== Given information ==
----------------

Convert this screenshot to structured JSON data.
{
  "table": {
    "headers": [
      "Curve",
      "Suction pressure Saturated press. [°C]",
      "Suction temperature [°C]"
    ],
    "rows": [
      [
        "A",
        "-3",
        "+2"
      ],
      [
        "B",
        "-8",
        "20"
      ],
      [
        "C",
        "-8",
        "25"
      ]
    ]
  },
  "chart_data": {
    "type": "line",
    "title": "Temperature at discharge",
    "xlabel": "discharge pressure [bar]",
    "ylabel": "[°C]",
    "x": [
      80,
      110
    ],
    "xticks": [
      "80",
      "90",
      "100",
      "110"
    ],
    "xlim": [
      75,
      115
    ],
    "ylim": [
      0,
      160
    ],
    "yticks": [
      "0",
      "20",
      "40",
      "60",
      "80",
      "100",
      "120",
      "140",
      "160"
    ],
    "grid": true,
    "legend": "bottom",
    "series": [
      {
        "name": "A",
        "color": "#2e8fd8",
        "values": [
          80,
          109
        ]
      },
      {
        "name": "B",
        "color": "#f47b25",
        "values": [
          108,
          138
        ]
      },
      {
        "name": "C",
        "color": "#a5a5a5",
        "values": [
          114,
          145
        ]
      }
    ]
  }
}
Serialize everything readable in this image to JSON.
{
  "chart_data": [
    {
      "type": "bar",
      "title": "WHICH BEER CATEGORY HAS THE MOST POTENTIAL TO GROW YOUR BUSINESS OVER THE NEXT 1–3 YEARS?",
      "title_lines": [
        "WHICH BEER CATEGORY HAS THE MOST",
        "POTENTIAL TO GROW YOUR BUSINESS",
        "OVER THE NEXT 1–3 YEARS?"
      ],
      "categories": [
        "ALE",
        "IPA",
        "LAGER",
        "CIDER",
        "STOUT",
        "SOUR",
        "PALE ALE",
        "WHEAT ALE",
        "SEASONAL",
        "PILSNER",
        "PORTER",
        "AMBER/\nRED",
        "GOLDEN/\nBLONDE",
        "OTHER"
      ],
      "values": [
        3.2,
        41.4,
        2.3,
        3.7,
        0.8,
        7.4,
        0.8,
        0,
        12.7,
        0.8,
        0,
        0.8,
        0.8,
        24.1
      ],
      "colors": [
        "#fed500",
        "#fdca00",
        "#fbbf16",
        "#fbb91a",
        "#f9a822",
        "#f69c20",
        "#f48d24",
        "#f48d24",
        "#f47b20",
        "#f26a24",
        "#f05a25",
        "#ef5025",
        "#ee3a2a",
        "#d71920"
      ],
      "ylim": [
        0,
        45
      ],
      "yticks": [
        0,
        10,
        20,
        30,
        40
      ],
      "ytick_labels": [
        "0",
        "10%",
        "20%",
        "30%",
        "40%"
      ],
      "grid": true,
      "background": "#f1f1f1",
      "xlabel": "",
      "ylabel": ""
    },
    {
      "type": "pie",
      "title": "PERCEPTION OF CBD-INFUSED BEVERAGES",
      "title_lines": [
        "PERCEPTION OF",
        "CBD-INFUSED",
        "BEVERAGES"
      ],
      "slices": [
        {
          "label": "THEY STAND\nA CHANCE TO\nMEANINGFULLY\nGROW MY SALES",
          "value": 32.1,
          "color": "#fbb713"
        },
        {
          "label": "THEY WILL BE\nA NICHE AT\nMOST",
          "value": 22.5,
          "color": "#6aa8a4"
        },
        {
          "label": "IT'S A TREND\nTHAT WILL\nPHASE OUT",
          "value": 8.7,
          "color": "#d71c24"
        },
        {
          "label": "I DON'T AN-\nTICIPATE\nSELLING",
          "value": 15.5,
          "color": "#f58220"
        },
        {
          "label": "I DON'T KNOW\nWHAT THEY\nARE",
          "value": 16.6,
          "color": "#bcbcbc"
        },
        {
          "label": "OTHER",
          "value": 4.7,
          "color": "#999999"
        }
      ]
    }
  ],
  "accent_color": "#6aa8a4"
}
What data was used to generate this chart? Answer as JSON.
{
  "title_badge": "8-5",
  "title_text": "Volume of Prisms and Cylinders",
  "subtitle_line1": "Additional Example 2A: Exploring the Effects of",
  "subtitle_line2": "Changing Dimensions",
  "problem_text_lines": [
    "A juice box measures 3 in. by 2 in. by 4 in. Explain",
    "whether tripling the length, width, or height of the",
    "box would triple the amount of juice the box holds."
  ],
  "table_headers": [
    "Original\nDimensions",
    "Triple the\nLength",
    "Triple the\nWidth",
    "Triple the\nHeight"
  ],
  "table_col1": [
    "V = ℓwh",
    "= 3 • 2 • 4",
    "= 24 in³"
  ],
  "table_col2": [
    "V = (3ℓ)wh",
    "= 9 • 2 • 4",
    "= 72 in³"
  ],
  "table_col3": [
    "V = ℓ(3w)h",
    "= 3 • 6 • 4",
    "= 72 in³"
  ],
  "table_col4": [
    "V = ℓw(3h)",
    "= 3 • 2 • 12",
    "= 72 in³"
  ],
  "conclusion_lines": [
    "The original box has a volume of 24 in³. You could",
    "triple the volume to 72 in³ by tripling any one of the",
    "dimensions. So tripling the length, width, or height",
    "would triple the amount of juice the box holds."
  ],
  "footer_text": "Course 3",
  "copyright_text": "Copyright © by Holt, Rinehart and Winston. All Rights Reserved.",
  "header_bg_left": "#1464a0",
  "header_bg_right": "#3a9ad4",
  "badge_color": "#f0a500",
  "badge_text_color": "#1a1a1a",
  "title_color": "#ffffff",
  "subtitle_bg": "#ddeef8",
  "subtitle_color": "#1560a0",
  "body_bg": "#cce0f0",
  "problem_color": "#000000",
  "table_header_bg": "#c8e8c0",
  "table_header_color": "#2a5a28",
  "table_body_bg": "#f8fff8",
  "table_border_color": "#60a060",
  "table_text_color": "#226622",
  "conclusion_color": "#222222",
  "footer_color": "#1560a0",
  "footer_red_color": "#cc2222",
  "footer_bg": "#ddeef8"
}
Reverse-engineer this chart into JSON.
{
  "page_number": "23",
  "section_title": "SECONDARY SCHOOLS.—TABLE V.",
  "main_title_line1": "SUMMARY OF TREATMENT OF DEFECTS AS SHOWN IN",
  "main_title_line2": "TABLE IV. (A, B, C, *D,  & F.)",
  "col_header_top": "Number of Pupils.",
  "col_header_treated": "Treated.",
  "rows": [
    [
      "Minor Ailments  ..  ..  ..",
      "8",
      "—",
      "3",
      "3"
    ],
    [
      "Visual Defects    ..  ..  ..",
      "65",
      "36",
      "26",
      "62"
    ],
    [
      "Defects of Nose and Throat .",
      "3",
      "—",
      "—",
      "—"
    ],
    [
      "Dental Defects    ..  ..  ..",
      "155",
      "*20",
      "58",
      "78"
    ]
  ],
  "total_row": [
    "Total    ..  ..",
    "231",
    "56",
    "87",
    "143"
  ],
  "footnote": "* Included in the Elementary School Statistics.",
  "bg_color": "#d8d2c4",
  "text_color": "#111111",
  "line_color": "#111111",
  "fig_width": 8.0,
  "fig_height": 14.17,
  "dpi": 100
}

----------------

== Work to do ==
How many of these lines contain "OVER"? Write only the number.

== Result of this exercise ==
2